Stored data
(begin)

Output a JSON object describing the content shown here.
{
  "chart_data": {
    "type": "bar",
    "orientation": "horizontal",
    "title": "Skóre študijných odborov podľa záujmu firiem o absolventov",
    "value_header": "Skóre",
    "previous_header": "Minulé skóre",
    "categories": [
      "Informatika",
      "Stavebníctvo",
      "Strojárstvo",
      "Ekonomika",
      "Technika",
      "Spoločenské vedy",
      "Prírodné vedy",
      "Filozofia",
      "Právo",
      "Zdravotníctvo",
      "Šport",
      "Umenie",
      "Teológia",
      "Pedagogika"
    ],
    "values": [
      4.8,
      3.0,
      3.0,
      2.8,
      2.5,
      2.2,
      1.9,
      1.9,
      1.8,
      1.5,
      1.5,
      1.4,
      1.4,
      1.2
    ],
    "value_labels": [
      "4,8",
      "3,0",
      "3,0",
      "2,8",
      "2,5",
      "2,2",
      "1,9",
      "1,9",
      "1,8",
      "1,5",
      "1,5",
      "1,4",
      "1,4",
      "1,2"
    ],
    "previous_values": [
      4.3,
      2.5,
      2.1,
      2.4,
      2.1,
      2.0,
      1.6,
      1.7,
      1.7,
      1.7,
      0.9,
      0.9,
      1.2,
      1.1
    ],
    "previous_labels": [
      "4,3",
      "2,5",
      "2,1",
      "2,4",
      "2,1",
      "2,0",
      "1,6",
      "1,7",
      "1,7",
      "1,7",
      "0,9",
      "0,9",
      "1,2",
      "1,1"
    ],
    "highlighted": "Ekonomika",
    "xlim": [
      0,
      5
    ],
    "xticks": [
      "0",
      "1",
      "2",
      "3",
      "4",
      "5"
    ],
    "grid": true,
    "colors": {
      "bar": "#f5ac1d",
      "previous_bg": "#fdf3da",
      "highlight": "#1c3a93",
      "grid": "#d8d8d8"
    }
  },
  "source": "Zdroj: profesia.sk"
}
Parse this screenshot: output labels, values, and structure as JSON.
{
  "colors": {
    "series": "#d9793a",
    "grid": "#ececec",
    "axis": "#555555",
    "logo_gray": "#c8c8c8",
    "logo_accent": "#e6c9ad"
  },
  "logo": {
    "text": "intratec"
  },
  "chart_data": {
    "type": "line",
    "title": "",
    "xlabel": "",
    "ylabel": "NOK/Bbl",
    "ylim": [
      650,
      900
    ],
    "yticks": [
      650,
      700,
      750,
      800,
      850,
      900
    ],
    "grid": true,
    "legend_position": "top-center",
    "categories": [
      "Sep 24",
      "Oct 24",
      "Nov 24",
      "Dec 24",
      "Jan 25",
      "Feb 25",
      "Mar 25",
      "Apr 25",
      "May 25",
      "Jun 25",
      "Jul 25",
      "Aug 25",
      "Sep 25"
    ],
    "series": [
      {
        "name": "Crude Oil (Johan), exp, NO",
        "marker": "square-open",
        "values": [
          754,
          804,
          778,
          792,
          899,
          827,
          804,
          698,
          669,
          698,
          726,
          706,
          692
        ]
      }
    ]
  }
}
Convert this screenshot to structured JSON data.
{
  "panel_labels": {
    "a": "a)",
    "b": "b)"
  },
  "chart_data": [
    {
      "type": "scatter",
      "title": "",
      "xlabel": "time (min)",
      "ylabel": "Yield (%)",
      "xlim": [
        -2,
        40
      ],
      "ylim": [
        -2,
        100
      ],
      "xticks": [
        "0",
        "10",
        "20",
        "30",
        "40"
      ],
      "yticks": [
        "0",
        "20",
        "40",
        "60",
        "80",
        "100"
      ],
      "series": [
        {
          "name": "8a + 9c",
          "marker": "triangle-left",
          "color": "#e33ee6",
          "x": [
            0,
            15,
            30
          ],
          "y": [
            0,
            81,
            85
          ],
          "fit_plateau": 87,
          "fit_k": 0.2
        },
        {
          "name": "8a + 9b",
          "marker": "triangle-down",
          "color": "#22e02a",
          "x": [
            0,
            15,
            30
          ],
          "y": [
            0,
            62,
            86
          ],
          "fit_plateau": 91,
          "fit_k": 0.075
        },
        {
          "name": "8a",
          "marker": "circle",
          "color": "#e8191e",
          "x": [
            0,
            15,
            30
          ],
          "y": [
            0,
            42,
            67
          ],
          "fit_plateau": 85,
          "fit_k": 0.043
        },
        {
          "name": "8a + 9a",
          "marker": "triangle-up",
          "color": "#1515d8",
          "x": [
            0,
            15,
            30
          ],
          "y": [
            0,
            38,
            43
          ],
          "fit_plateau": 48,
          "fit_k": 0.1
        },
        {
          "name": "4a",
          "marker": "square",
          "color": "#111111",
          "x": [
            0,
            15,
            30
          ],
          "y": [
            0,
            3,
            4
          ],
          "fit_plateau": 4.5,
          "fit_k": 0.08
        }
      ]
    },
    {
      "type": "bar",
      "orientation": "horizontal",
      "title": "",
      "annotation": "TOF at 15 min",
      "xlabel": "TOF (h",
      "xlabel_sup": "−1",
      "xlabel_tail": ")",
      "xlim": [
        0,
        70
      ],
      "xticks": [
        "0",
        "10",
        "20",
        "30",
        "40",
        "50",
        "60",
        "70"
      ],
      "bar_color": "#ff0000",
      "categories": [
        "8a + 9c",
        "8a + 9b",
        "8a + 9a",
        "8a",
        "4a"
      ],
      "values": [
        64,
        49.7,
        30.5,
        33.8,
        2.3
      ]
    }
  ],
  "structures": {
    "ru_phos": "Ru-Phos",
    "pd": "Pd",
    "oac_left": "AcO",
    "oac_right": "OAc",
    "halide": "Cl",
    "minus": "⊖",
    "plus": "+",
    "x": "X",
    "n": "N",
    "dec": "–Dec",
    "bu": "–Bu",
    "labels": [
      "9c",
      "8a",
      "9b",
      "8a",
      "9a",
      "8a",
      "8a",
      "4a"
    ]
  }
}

(end)

#### Given exercise:
Check every line for "marker" and show the ones that have it.

#### Task output:
        "marker": "square-open",
          "marker": "triangle-left",
          "marker": "triangle-down",
          "marker": "circle",
          "marker": "triangle-up",
          "marker": "square",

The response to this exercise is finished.